Work to be completed: Copy the data precisely, character for character, and leave out every picture.

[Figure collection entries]
● ● ●
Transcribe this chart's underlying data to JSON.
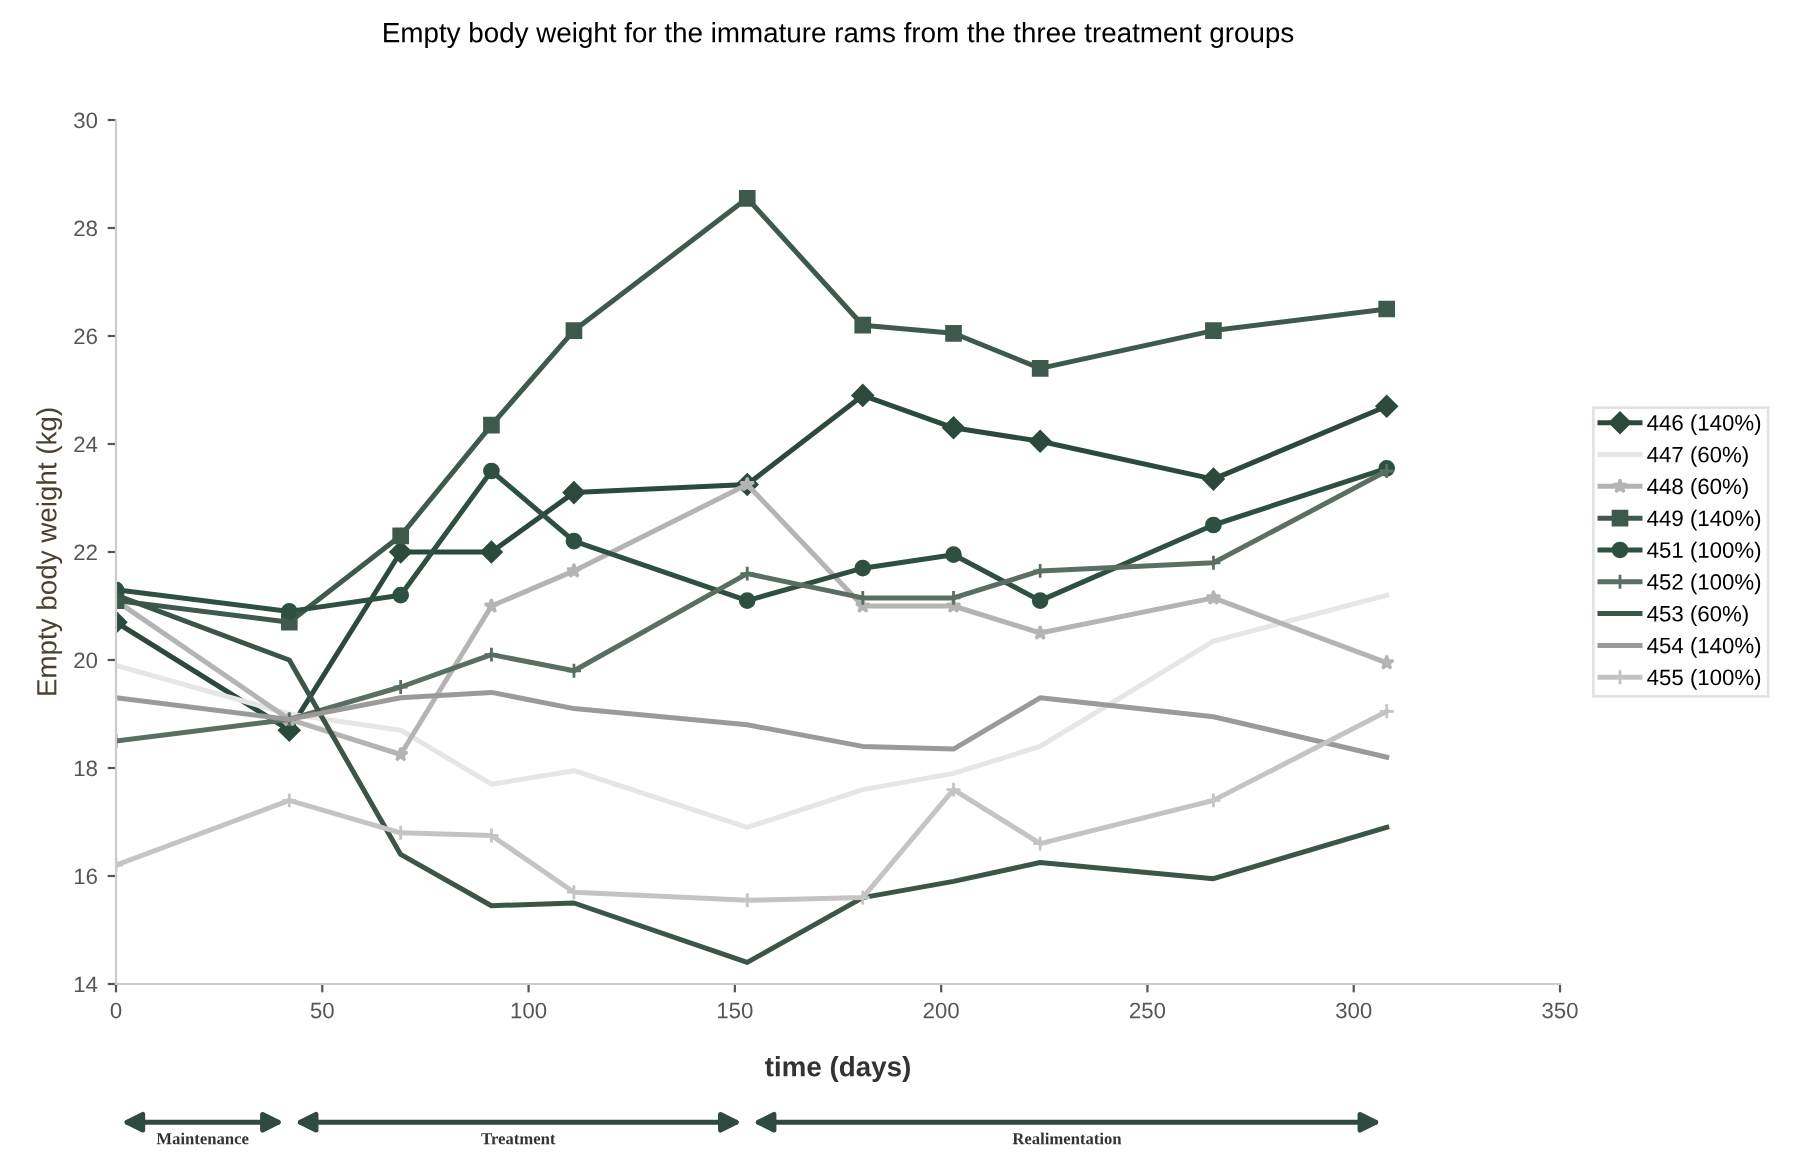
{
  "chart_data": {
    "type": "line",
    "title": "Empty body weight for the immature rams from the three treatment groups",
    "xlabel": "time (days)",
    "ylabel": "Empty body weight (kg)",
    "x": [
      0,
      42,
      69,
      91,
      111,
      153,
      181,
      203,
      224,
      266,
      308
    ],
    "xlim": [
      0,
      350
    ],
    "xticks": [
      0,
      50,
      100,
      150,
      200,
      250,
      300,
      350
    ],
    "ylim": [
      14,
      30
    ],
    "yticks": [
      14,
      16,
      18,
      20,
      22,
      24,
      26,
      28,
      30
    ],
    "grid": false,
    "legend": "right",
    "series": [
      {
        "name": "446 (140%)",
        "color": "#2c4a3c",
        "marker": "diamond",
        "values": [
          20.7,
          18.7,
          22.0,
          22.0,
          23.1,
          23.25,
          24.9,
          24.3,
          24.05,
          23.35,
          24.7
        ]
      },
      {
        "name": "447 (60%)",
        "color": "#e6e6e6",
        "marker": "none",
        "values": [
          19.9,
          19.0,
          18.7,
          17.7,
          17.95,
          16.9,
          17.6,
          17.9,
          18.4,
          20.35,
          21.2
        ]
      },
      {
        "name": "448 (60%)",
        "color": "#b4b4b4",
        "marker": "star",
        "values": [
          21.1,
          18.9,
          18.25,
          21.0,
          21.65,
          23.25,
          21.0,
          21.0,
          20.5,
          21.15,
          19.95
        ]
      },
      {
        "name": "449 (140%)",
        "color": "#3d5a4c",
        "marker": "square",
        "values": [
          21.1,
          20.7,
          22.3,
          24.35,
          26.1,
          28.55,
          26.2,
          26.05,
          25.4,
          26.1,
          26.5
        ]
      },
      {
        "name": "451 (100%)",
        "color": "#2e5040",
        "marker": "circle",
        "values": [
          21.3,
          20.9,
          21.2,
          23.5,
          22.2,
          21.1,
          21.7,
          21.95,
          21.1,
          22.5,
          23.55
        ]
      },
      {
        "name": "452 (100%)",
        "color": "#5a6e62",
        "marker": "cross",
        "values": [
          18.5,
          18.9,
          19.5,
          20.1,
          19.8,
          21.6,
          21.15,
          21.15,
          21.65,
          21.8,
          23.5
        ]
      },
      {
        "name": "453 (60%)",
        "color": "#3b5546",
        "marker": "none",
        "values": [
          21.2,
          20.0,
          16.4,
          15.45,
          15.5,
          14.4,
          15.6,
          15.9,
          16.25,
          15.95,
          16.9
        ]
      },
      {
        "name": "454 (140%)",
        "color": "#9a9a9a",
        "marker": "none",
        "values": [
          19.3,
          18.9,
          19.3,
          19.4,
          19.1,
          18.8,
          18.4,
          18.35,
          19.3,
          18.95,
          18.2
        ]
      },
      {
        "name": "455 (100%)",
        "color": "#c4c4c4",
        "marker": "cross",
        "values": [
          16.2,
          17.4,
          16.8,
          16.75,
          15.7,
          15.55,
          15.6,
          17.6,
          16.6,
          17.4,
          19.05
        ]
      }
    ],
    "annotations": [
      "Maintenance",
      "Treatment",
      "Realimentation"
    ]
  }
}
● ● ●
Exercise answer:
Transcribe this chart's underlying data to JSON.
{
  "chart_data": {
    "type": "line",
    "title": "Empty body weight for the immature rams from the three treatment groups",
    "xlabel": "time (days)",
    "ylabel": "Empty body weight (kg)",
    "x": [
      0,
      42,
      69,
      91,
      111,
      153,
      181,
      203,
      224,
      266,
      308
    ],
    "xlim": [
      0,
      350
    ],
    "xticks": [
      0,
      50,
      100,
      150,
      200,
      250,
      300,
      350
    ],
    "ylim": [
      14,
      30
    ],
    "yticks": [
      14,
      16,
      18,
      20,
      22,
      24,
      26,
      28,
      30
    ],
    "grid": false,
    "legend": "right",
    "series": [
      {
        "name": "446 (140%)",
        "color": "#2c4a3c",
        "marker": "diamond",
        "values": [
          20.7,
          18.7,
          22.0,
          22.0,
          23.1,
          23.25,
          24.9,
          24.3,
          24.05,
          23.35,
          24.7
        ]
      },
      {
        "name": "447 (60%)",
        "color": "#e6e6e6",
        "marker": "none",
        "values": [
          19.9,
          19.0,
          18.7,
          17.7,
          17.95,
          16.9,
          17.6,
          17.9,
          18.4,
          20.35,
          21.2
        ]
      },
      {
        "name": "448 (60%)",
        "color": "#b4b4b4",
        "marker": "star",
        "values": [
          21.1,
          18.9,
          18.25,
          21.0,
          21.65,
          23.25,
          21.0,
          21.0,
          20.5,
          21.15,
          19.95
        ]
      },
      {
        "name": "449 (140%)",
        "color": "#3d5a4c",
        "marker": "square",
        "values": [
          21.1,
          20.7,
          22.3,
          24.35,
          26.1,
          28.55,
          26.2,
          26.05,
          25.4,
          26.1,
          26.5
        ]
      },
      {
        "name": "451 (100%)",
        "color": "#2e5040",
        "marker": "circle",
        "values": [
          21.3,
          20.9,
          21.2,
          23.5,
          22.2,
          21.1,
          21.7,
          21.95,
          21.1,
          22.5,
          23.55
        ]
      },
      {
        "name": "452 (100%)",
        "color": "#5a6e62",
        "marker": "cross",
        "values": [
          18.5,
          18.9,
          19.5,
          20.1,
          19.8,
          21.6,
          21.15,
          21.15,
          21.65,
          21.8,
          23.5
        ]
      },
      {
        "name": "453 (60%)",
        "color": "#3b5546",
        "marker": "none",
        "values": [
          21.2,
          20.0,
          16.4,
          15.45,
          15.5,
          14.4,
          15.6,
          15.9,
          16.25,
          15.95,
          16.9
        ]
      },
      {
        "name": "454 (140%)",
        "color": "#9a9a9a",
        "marker": "none",
        "values": [
          19.3,
          18.9,
          19.3,
          19.4,
          19.1,
          18.8,
          18.4,
          18.35,
          19.3,
          18.95,
          18.2
        ]
      },
      {
        "name": "455 (100%)",
        "color": "#c4c4c4",
        "marker": "cross",
        "values": [
          16.2,
          17.4,
          16.8,
          16.75,
          15.7,
          15.55,
          15.6,
          17.6,
          16.6,
          17.4,
          19.05
        ]
      }
    ],
    "annotations": [
      "Maintenance",
      "Treatment",
      "Realimentation"
    ]
  }
}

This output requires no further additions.